Task goal. Check each line of the data below for the word "rules", then extract the ones that have it.

Data records:
----------

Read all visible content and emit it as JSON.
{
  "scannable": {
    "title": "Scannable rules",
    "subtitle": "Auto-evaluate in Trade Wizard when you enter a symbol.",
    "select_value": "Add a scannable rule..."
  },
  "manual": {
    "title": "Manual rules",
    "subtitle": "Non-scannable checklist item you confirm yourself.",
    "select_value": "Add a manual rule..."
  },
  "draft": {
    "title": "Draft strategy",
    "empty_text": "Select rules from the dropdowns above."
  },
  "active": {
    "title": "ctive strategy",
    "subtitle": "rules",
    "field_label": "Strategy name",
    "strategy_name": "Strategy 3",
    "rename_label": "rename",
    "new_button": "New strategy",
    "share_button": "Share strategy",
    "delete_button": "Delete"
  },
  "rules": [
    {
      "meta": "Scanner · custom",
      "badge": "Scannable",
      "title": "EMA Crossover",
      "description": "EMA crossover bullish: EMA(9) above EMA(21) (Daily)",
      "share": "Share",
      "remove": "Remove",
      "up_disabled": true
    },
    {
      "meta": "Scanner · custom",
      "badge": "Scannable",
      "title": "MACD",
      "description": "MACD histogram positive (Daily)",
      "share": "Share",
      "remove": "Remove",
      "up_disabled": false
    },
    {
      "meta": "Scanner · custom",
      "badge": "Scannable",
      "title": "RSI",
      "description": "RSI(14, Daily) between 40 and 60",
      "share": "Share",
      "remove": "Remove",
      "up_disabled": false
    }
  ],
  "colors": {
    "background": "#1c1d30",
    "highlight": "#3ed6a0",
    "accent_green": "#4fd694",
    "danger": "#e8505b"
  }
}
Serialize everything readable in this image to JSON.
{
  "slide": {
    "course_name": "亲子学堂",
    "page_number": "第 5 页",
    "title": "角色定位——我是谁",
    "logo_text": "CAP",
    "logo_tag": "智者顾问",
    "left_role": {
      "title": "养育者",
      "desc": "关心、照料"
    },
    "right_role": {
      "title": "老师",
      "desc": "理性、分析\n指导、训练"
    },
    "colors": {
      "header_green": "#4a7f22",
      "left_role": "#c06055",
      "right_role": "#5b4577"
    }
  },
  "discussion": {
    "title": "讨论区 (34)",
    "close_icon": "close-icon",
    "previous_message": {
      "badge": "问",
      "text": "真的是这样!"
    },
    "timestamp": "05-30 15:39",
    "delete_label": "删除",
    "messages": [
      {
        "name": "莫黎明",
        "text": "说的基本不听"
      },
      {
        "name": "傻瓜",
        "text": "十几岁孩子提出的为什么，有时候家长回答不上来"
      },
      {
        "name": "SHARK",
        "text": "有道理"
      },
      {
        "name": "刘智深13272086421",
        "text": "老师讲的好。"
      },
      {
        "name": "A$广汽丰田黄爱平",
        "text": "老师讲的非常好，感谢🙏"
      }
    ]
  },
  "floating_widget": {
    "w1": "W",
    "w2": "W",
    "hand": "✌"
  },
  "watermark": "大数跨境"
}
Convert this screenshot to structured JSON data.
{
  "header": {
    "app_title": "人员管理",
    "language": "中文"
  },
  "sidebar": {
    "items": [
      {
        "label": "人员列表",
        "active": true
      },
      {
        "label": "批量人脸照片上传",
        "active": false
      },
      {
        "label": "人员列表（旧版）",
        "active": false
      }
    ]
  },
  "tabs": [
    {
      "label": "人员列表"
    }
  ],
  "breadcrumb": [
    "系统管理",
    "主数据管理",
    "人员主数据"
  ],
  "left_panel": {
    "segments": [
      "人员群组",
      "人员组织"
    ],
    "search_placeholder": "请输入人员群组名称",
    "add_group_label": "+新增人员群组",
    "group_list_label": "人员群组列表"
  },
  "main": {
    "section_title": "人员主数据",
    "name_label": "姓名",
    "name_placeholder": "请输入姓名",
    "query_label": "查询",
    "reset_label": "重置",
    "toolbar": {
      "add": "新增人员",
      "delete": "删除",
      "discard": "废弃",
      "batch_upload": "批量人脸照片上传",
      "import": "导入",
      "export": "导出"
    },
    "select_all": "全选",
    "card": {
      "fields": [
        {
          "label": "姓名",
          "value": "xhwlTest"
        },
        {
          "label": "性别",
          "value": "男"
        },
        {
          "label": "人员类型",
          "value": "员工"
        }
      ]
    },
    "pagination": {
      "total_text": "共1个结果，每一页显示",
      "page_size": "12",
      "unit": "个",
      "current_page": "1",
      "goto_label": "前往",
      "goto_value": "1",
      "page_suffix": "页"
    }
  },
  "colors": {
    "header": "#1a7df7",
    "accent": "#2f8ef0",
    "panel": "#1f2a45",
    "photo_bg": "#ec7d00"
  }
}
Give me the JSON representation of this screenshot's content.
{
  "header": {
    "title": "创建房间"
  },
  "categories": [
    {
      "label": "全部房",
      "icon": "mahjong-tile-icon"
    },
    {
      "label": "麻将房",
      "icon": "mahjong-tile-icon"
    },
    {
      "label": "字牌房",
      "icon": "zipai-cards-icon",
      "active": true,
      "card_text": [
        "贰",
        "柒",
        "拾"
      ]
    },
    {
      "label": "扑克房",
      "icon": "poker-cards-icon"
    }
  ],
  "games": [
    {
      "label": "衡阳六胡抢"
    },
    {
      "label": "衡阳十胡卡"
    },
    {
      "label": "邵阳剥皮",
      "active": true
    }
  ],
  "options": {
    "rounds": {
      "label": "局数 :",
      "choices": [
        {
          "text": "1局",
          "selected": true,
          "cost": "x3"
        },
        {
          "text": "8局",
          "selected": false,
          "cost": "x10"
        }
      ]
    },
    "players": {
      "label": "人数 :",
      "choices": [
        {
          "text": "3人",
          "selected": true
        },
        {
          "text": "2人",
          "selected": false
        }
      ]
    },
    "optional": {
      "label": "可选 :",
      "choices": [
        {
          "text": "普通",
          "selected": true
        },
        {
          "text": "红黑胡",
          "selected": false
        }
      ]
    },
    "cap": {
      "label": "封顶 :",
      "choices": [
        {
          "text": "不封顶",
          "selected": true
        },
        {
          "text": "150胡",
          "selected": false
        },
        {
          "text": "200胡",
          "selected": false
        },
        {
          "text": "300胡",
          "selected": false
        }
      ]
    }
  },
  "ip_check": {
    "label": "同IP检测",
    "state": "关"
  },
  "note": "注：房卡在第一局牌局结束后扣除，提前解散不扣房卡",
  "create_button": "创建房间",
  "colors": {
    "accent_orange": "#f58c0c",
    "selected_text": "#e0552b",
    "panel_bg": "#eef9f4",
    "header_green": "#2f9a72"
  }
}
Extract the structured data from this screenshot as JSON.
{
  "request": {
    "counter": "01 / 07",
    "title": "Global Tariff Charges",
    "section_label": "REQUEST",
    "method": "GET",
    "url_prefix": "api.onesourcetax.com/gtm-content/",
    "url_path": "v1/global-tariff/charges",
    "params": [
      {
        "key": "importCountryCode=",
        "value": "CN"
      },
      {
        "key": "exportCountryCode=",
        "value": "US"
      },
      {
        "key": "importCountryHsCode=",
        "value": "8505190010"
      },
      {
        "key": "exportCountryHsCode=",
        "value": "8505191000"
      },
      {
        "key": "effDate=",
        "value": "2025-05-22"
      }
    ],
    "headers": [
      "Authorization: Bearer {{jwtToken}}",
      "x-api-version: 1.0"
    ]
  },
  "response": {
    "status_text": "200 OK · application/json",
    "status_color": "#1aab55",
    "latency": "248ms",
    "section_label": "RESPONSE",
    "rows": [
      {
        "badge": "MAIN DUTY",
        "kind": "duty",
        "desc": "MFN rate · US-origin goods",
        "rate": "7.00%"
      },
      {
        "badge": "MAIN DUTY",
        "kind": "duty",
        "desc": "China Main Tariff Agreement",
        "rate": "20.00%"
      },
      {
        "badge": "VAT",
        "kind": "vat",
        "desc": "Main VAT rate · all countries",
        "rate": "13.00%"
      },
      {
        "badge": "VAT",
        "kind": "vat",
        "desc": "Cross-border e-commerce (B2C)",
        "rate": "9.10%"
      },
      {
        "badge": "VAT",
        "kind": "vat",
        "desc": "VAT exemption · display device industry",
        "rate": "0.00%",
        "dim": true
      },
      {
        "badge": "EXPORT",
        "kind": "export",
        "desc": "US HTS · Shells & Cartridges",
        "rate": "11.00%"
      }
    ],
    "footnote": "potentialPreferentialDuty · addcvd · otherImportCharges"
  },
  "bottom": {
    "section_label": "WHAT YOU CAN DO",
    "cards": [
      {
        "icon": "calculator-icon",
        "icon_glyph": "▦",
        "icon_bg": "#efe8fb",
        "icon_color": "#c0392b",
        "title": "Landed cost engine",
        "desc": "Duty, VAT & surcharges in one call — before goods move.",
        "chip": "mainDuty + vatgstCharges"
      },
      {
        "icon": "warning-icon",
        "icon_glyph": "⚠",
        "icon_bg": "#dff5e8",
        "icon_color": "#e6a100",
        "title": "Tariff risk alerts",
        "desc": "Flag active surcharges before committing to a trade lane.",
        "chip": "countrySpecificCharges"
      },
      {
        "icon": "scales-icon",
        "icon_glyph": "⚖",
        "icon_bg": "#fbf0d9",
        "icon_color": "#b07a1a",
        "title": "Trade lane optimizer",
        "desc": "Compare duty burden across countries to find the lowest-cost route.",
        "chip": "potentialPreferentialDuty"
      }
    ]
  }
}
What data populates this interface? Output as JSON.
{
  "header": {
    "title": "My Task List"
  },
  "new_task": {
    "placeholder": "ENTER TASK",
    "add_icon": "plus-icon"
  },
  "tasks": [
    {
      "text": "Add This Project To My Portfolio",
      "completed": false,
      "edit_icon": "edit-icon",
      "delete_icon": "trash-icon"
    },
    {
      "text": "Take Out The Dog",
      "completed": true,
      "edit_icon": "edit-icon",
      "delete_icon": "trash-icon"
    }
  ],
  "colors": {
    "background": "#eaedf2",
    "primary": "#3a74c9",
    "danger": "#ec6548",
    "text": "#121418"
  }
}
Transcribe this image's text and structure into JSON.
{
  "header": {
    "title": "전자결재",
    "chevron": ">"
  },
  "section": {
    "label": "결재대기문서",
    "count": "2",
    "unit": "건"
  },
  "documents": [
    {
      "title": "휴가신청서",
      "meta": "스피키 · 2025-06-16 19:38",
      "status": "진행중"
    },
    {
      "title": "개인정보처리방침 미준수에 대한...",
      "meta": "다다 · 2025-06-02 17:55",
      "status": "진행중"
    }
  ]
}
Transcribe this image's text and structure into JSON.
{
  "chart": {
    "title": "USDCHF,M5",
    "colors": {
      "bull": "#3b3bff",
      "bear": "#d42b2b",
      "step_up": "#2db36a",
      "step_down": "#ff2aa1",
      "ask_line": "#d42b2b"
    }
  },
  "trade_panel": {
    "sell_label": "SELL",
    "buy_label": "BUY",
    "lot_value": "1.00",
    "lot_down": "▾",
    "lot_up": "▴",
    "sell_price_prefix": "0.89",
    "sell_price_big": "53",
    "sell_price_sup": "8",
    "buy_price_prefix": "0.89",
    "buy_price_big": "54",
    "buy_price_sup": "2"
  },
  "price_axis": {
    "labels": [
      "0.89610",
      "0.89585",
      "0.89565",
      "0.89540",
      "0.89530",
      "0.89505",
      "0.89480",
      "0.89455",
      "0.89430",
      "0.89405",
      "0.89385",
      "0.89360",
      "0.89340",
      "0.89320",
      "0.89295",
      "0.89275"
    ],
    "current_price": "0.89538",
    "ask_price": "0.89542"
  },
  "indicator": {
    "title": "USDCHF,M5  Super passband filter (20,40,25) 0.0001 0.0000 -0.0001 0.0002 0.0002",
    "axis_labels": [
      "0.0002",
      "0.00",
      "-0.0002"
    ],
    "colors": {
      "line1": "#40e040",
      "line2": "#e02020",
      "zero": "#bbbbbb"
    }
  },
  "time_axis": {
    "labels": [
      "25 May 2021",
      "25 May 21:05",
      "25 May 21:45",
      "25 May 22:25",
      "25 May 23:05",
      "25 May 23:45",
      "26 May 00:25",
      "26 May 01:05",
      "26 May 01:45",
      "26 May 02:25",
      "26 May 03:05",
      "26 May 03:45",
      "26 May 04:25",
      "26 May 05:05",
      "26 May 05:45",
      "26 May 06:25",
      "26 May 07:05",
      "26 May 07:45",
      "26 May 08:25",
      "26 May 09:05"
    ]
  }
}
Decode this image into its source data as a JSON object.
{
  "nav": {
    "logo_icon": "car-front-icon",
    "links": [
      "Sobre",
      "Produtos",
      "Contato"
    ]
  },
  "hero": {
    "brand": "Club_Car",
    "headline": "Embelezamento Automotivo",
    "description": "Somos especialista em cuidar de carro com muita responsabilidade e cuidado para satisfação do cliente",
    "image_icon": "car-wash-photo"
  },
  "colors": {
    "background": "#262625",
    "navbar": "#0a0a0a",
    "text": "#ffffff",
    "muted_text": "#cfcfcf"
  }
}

----------

Solution below.
    "title": "Scannable rules",
    "title": "Manual rules",
    "empty_text": "Select rules from the dropdowns above."
    "subtitle": "rules",
  "rules": [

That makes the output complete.